Work to do - Leave out the pictures and repeat the rest of the material exactly.

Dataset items
__________________________________________________

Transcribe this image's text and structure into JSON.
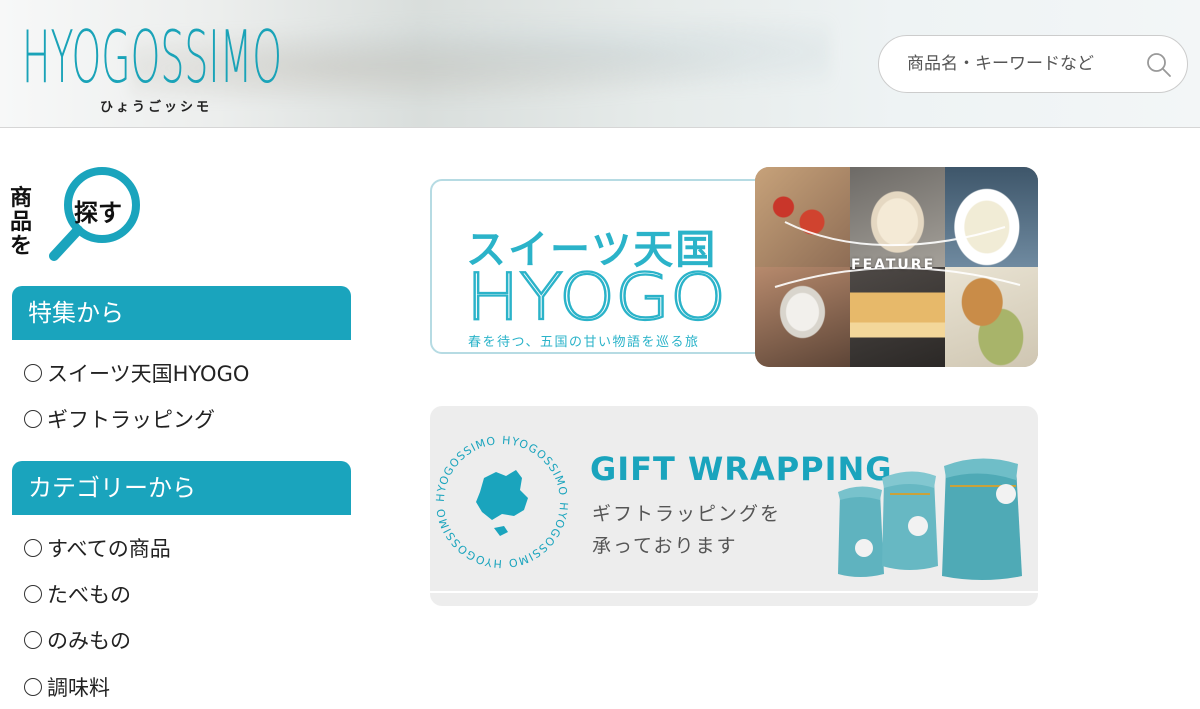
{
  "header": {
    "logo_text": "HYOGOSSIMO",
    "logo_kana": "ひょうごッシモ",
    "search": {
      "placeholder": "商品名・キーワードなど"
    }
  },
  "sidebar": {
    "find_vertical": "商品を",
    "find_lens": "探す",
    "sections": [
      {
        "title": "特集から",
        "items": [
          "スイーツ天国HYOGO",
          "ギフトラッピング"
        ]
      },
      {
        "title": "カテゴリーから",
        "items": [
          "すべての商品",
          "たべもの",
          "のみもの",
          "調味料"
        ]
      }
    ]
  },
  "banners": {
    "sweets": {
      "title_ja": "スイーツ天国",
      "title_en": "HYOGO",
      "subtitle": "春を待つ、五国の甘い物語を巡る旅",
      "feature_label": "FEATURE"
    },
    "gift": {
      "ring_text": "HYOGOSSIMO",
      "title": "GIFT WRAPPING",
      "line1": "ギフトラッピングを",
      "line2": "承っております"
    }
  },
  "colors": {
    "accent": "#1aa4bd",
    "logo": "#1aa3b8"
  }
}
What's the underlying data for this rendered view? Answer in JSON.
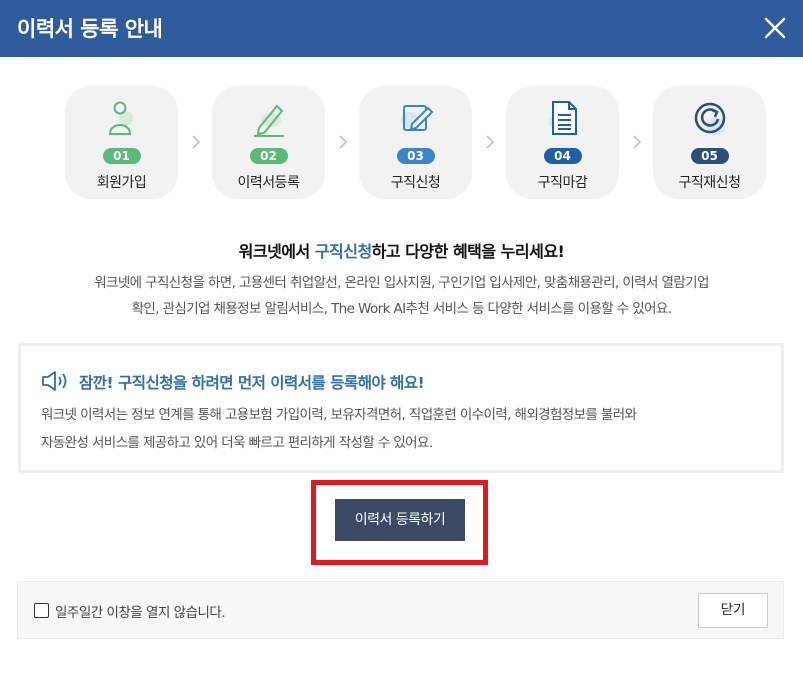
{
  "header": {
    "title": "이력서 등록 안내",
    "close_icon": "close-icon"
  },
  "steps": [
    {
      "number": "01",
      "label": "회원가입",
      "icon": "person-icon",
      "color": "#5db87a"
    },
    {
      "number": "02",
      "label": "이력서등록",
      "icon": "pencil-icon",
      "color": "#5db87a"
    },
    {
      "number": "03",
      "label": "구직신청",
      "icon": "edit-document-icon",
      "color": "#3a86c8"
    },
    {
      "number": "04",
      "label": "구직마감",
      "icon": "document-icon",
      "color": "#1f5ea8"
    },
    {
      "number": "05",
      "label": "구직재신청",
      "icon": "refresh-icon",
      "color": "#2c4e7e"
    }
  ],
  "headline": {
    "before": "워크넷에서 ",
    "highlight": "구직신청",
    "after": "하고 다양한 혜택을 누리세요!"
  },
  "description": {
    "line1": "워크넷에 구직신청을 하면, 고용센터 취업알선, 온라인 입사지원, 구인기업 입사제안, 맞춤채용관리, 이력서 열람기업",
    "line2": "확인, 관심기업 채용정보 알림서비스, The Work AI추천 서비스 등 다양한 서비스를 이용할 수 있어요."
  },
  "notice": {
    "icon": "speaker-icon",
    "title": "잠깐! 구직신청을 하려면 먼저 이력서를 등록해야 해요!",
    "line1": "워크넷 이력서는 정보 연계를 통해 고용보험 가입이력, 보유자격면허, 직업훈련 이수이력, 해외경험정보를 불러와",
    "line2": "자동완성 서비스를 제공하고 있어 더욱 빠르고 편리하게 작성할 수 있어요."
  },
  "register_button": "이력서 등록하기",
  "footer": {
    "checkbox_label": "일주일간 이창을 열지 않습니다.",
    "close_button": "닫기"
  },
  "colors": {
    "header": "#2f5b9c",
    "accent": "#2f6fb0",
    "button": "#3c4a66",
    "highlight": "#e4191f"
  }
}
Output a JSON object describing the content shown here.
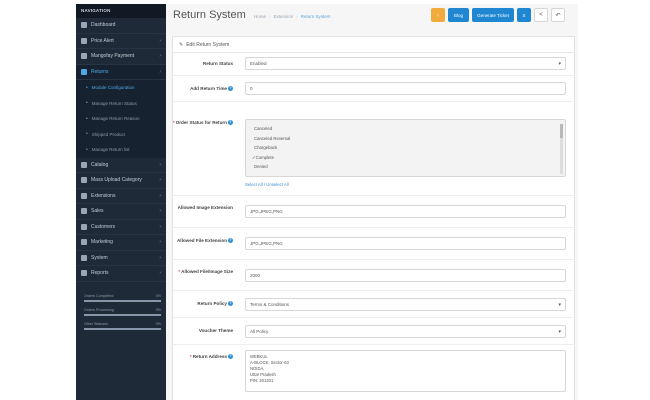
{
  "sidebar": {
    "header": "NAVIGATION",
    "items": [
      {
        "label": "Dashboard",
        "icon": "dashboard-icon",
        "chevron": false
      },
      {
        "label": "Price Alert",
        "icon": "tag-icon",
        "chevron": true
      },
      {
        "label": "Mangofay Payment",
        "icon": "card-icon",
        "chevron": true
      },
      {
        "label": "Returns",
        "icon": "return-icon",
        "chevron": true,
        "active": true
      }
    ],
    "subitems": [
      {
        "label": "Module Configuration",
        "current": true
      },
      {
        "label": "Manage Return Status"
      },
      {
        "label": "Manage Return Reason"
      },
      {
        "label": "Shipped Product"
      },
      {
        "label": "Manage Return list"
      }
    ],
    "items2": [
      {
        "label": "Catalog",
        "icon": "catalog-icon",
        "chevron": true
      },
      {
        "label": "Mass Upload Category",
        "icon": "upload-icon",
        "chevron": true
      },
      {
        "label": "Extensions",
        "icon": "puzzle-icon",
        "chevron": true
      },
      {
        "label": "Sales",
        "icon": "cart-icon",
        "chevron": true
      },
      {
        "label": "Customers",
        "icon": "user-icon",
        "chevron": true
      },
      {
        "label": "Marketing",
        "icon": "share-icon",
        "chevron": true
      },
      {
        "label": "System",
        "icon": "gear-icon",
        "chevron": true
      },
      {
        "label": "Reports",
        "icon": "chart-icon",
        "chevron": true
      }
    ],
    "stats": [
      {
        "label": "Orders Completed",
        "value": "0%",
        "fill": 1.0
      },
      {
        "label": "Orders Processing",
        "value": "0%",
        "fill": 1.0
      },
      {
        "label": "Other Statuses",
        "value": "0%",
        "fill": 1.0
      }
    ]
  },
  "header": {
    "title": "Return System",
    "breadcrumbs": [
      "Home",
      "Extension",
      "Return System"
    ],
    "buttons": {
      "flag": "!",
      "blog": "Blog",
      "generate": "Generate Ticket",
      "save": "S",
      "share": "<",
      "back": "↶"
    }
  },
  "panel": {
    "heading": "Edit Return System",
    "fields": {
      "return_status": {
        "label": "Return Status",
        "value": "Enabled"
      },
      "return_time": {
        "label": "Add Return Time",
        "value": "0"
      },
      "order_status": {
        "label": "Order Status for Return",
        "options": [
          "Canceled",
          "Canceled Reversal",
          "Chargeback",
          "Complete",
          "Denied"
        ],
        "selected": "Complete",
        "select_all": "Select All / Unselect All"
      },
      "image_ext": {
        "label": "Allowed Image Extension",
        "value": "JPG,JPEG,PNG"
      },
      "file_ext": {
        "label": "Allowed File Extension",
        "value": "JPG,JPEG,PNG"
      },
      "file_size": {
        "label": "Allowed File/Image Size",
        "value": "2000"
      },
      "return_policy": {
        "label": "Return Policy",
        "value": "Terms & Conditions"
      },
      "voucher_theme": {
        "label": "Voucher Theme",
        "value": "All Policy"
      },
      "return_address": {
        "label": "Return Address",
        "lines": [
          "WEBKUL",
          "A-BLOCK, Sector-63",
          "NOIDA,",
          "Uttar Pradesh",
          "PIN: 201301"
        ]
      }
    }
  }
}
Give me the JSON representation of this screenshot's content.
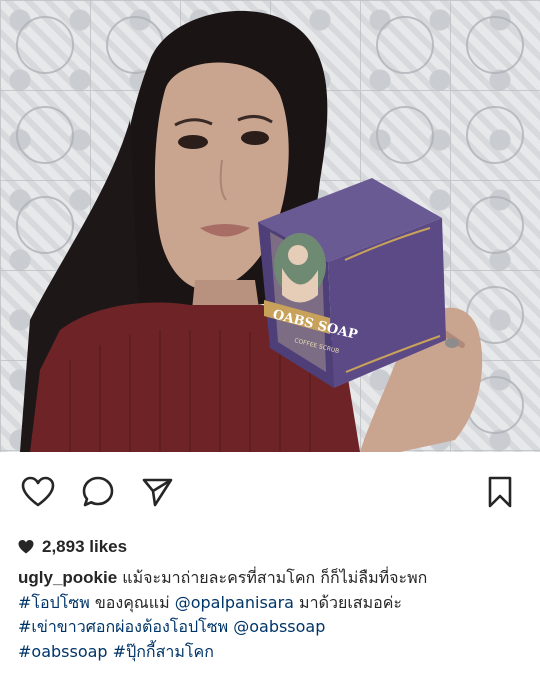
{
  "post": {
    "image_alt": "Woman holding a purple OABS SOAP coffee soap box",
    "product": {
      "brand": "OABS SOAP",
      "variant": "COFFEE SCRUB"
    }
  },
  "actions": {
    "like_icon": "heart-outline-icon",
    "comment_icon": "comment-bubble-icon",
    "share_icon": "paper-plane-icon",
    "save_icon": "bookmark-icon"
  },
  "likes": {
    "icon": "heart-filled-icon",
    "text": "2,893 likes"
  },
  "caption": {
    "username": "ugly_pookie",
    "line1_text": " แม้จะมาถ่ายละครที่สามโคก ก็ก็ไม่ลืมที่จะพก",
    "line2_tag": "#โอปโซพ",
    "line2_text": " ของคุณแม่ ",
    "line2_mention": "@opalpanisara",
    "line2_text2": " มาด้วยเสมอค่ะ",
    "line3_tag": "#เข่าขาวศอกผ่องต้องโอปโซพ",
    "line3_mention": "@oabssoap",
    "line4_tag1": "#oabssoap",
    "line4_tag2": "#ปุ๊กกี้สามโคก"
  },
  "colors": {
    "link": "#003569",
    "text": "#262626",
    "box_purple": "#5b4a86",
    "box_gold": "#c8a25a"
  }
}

__________________________________________________

Task solution -
Transcribe this image's text and structure into JSON.
{
  "header": {
    "logo_text": "HYOGOSSIMO",
    "logo_kana": "ひょうごッシモ",
    "search": {
      "placeholder": "商品名・キーワードなど"
    }
  },
  "sidebar": {
    "find_vertical": "商品を",
    "find_lens": "探す",
    "sections": [
      {
        "title": "特集から",
        "items": [
          "スイーツ天国HYOGO",
          "ギフトラッピング"
        ]
      },
      {
        "title": "カテゴリーから",
        "items": [
          "すべての商品",
          "たべもの",
          "のみもの",
          "調味料"
        ]
      }
    ]
  },
  "banners": {
    "sweets": {
      "title_ja": "スイーツ天国",
      "title_en": "HYOGO",
      "subtitle": "春を待つ、五国の甘い物語を巡る旅",
      "feature_label": "FEATURE"
    },
    "gift": {
      "ring_text": "HYOGOSSIMO",
      "title": "GIFT WRAPPING",
      "line1": "ギフトラッピングを",
      "line2": "承っております"
    }
  },
  "colors": {
    "accent": "#1aa4bd",
    "logo": "#1aa3b8"
  }
}
What's the underlying data for this rendered view? Answer in JSON.
{
  "header": {
    "title": "이력서 등록 안내",
    "close_icon": "close-icon"
  },
  "steps": [
    {
      "number": "01",
      "label": "회원가입",
      "icon": "person-icon",
      "color": "#5db87a"
    },
    {
      "number": "02",
      "label": "이력서등록",
      "icon": "pencil-icon",
      "color": "#5db87a"
    },
    {
      "number": "03",
      "label": "구직신청",
      "icon": "edit-document-icon",
      "color": "#3a86c8"
    },
    {
      "number": "04",
      "label": "구직마감",
      "icon": "document-icon",
      "color": "#1f5ea8"
    },
    {
      "number": "05",
      "label": "구직재신청",
      "icon": "refresh-icon",
      "color": "#2c4e7e"
    }
  ],
  "headline": {
    "before": "워크넷에서 ",
    "highlight": "구직신청",
    "after": "하고 다양한 혜택을 누리세요!"
  },
  "description": {
    "line1": "워크넷에 구직신청을 하면, 고용센터 취업알선, 온라인 입사지원, 구인기업 입사제안, 맞춤채용관리, 이력서 열람기업",
    "line2": "확인, 관심기업 채용정보 알림서비스, The Work AI추천 서비스 등 다양한 서비스를 이용할 수 있어요."
  },
  "notice": {
    "icon": "speaker-icon",
    "title": "잠깐! 구직신청을 하려면 먼저 이력서를 등록해야 해요!",
    "line1": "워크넷 이력서는 정보 연계를 통해 고용보험 가입이력, 보유자격면허, 직업훈련 이수이력, 해외경험정보를 불러와",
    "line2": "자동완성 서비스를 제공하고 있어 더욱 빠르고 편리하게 작성할 수 있어요."
  },
  "register_button": "이력서 등록하기",
  "footer": {
    "checkbox_label": "일주일간 이창을 열지 않습니다.",
    "close_button": "닫기"
  },
  "colors": {
    "header": "#2f5b9c",
    "accent": "#2f6fb0",
    "button": "#3c4a66",
    "highlight": "#e4191f"
  }
}
Output a JSON object describing the content shown here.
{
  "sidebar": {
    "header": "NAVIGATION",
    "items": [
      {
        "label": "Dashboard",
        "icon": "dashboard-icon",
        "chevron": false
      },
      {
        "label": "Price Alert",
        "icon": "tag-icon",
        "chevron": true
      },
      {
        "label": "Mangofay Payment",
        "icon": "card-icon",
        "chevron": true
      },
      {
        "label": "Returns",
        "icon": "return-icon",
        "chevron": true,
        "active": true
      }
    ],
    "subitems": [
      {
        "label": "Module Configuration",
        "current": true
      },
      {
        "label": "Manage Return Status"
      },
      {
        "label": "Manage Return Reason"
      },
      {
        "label": "Shipped Product"
      },
      {
        "label": "Manage Return list"
      }
    ],
    "items2": [
      {
        "label": "Catalog",
        "icon": "catalog-icon",
        "chevron": true
      },
      {
        "label": "Mass Upload Category",
        "icon": "upload-icon",
        "chevron": true
      },
      {
        "label": "Extensions",
        "icon": "puzzle-icon",
        "chevron": true
      },
      {
        "label": "Sales",
        "icon": "cart-icon",
        "chevron": true
      },
      {
        "label": "Customers",
        "icon": "user-icon",
        "chevron": true
      },
      {
        "label": "Marketing",
        "icon": "share-icon",
        "chevron": true
      },
      {
        "label": "System",
        "icon": "gear-icon",
        "chevron": true
      },
      {
        "label": "Reports",
        "icon": "chart-icon",
        "chevron": true
      }
    ],
    "stats": [
      {
        "label": "Orders Completed",
        "value": "0%",
        "fill": 1.0
      },
      {
        "label": "Orders Processing",
        "value": "0%",
        "fill": 1.0
      },
      {
        "label": "Other Statuses",
        "value": "0%",
        "fill": 1.0
      }
    ]
  },
  "header": {
    "title": "Return System",
    "breadcrumbs": [
      "Home",
      "Extension",
      "Return System"
    ],
    "buttons": {
      "flag": "!",
      "blog": "Blog",
      "generate": "Generate Ticket",
      "save": "S",
      "share": "<",
      "back": "↶"
    }
  },
  "panel": {
    "heading": "Edit Return System",
    "fields": {
      "return_status": {
        "label": "Return Status",
        "value": "Enabled"
      },
      "return_time": {
        "label": "Add Return Time",
        "value": "0"
      },
      "order_status": {
        "label": "Order Status for Return",
        "options": [
          "Canceled",
          "Canceled Reversal",
          "Chargeback",
          "Complete",
          "Denied"
        ],
        "selected": "Complete",
        "select_all": "Select All / Unselect All"
      },
      "image_ext": {
        "label": "Allowed Image Extension",
        "value": "JPG,JPEG,PNG"
      },
      "file_ext": {
        "label": "Allowed File Extension",
        "value": "JPG,JPEG,PNG"
      },
      "file_size": {
        "label": "Allowed File/Image Size",
        "value": "2000"
      },
      "return_policy": {
        "label": "Return Policy",
        "value": "Terms & Conditions"
      },
      "voucher_theme": {
        "label": "Voucher Theme",
        "value": "All Policy"
      },
      "return_address": {
        "label": "Return Address",
        "lines": [
          "WEBKUL",
          "A-BLOCK, Sector-63",
          "NOIDA,",
          "Uttar Pradesh",
          "PIN: 201301"
        ]
      }
    }
  }
}
Give me the JSON representation of this screenshot's content.
{
  "post": {
    "image_alt": "Woman holding a purple OABS SOAP coffee soap box",
    "product": {
      "brand": "OABS SOAP",
      "variant": "COFFEE SCRUB"
    }
  },
  "actions": {
    "like_icon": "heart-outline-icon",
    "comment_icon": "comment-bubble-icon",
    "share_icon": "paper-plane-icon",
    "save_icon": "bookmark-icon"
  },
  "likes": {
    "icon": "heart-filled-icon",
    "text": "2,893 likes"
  },
  "caption": {
    "username": "ugly_pookie",
    "line1_text": " แม้จะมาถ่ายละครที่สามโคก ก็ก็ไม่ลืมที่จะพก",
    "line2_tag": "#โอปโซพ",
    "line2_text": " ของคุณแม่ ",
    "line2_mention": "@opalpanisara",
    "line2_text2": " มาด้วยเสมอค่ะ",
    "line3_tag": "#เข่าขาวศอกผ่องต้องโอปโซพ",
    "line3_mention": "@oabssoap",
    "line4_tag1": "#oabssoap",
    "line4_tag2": "#ปุ๊กกี้สามโคก"
  },
  "colors": {
    "link": "#003569",
    "text": "#262626",
    "box_purple": "#5b4a86",
    "box_gold": "#c8a25a"
  }
}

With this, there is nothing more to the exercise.